Latest React with concurrent features and the new JSX transform.

Vite 8 + TypeScript 6

Lightning-fast dev server and HMR backed by strict TypeScript compilation.

Axios 1.18

Promise-based HTTP client used for all backend communication.

oxlint

Rust-based linter for fast, zero-config linting of the TypeScript source.

Prerequisites

Before running the frontend you need:
  • Node.js 18 or later — the Vite 8 build pipeline requires it
  • npm — bundled with Node.js; no separate install needed
  • A running instance of the SmartStock360 Spring Boot backend (or the deployed URL) reachable at the configured API_URL

Setup

1

Navigate to the frontend directory

From the repository root, change into the Vite project folder:
cd frontend/frontend-smartstock
2

Install dependencies

Install all production and development dependencies declared in package.json:
npm install
This pulls in React, ReactDOM, Axios, Vite, the React plugin, TypeScript, type definitions, and oxlint.
3

Start the development server

Launch the Vite dev server with hot module replacement:
npm run dev
The application will be available at http://localhost:5173. Vite proxies nothing by default — API calls go directly to the API_URL configured in src/services/api.ts.

[Data items]
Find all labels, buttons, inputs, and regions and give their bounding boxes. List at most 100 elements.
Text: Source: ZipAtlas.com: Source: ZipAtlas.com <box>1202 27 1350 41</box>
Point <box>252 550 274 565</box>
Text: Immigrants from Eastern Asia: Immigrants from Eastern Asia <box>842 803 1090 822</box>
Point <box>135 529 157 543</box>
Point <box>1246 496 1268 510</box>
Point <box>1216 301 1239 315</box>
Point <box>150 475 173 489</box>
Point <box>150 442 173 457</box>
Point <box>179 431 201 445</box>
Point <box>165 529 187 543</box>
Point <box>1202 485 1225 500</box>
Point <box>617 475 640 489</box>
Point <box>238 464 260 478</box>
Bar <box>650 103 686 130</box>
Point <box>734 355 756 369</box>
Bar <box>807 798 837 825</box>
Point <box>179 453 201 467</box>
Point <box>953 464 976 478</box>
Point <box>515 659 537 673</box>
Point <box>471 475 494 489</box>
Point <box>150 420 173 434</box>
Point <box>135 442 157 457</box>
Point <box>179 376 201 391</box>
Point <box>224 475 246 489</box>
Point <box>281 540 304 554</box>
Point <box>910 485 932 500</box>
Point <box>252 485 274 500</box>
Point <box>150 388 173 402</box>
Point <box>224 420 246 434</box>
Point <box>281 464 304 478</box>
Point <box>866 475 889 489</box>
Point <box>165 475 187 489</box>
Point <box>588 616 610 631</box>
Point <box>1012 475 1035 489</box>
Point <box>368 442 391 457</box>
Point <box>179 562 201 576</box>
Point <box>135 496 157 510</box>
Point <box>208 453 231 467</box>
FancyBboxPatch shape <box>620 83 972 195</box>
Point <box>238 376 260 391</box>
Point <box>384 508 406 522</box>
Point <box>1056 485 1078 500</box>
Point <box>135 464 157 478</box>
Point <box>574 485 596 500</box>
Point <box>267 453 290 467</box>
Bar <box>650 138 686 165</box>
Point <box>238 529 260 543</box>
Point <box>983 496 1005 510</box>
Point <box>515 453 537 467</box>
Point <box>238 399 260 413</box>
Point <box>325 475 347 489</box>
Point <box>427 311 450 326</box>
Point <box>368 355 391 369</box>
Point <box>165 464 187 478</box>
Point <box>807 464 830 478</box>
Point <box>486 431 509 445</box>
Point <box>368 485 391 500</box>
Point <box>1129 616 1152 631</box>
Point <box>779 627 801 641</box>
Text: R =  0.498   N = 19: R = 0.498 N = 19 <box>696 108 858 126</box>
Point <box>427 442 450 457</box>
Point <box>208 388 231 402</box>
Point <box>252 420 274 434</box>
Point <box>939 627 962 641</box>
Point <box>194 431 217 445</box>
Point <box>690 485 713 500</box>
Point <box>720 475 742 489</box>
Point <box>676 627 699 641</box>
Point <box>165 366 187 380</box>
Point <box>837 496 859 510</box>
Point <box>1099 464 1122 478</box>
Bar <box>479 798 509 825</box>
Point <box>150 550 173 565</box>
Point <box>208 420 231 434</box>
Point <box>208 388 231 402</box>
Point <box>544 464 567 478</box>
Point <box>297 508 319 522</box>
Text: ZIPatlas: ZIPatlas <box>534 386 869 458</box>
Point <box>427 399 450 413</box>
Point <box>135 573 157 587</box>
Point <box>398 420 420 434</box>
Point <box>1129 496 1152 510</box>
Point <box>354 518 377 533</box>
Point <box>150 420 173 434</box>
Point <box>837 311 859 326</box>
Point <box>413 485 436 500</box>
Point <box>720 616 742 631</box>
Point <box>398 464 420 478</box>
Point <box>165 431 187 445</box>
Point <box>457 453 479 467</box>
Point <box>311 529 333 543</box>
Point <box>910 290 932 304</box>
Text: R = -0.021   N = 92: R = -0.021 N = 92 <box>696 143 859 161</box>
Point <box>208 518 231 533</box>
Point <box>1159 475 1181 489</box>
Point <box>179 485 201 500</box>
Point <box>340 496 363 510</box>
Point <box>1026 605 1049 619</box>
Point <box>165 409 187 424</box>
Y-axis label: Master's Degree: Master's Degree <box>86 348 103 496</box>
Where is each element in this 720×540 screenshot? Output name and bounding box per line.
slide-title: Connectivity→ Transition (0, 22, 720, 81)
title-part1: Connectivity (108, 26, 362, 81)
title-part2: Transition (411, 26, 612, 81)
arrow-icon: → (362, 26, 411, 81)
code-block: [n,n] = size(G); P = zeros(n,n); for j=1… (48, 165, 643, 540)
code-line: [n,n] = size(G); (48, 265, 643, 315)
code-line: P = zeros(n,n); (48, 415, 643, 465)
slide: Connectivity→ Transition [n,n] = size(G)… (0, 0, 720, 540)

■ INSTRUCTIONS ■
A: List every command the frontend setup guide above tells you to run during setup.
B: Extend the frontend setup guide from the point where it stops.

■ YOUR WRITTEN ANSWERS ■
A:
cd frontend/frontend-smartstock
npm install
npm run dev

B:
4

Build for production

Compile TypeScript and bundle the app for deployment:
npm run build
The optimised output lands in the dist/ directory, ready to be served from any static host or web server. The Vite config sets base: '/universidad/', so all asset paths will be rooted at that sub-path.

Available npm Scripts

ScriptCommandPurpose
devviteStart local dev server at localhost:5173
buildtsc -b && vite buildType-check then bundle to dist/
lintoxlintRun the Rust-based linter across all source files
previewvite previewLocally preview the production dist/ build

Configuring the API Base URL

The API base URL is hardcoded in src/services/api.ts. By default it points to the deployed production endpoint:
const API_URL = 'https://swifttask.tech/universidad/api/productos';
For local development against a locally running Spring Boot instance, update that constant to:
const API_URL = 'http://localhost:8080/api/productos';
Save the file — Vite’s HMR will pick up the change immediately without restarting the dev server.
Do not commit the local URL to version control. Consider using a .env file with VITE_API_URL and referencing import.meta.env.VITE_API_URL instead so the URL stays out of source code.

Vite Configuration

The project’s vite.config.ts is minimal and intentional:
import { defineConfig } from 'vite'
import react from '@vitejs/plugin-react'

export default defineConfig({
  plugins: [react()],
  base: '/universidad/',
})
The base: '/universidad/' setting means the production build expects to be served from the /universidad/ sub-path — matching the deployed URL at https://swifttask.tech/universidad/.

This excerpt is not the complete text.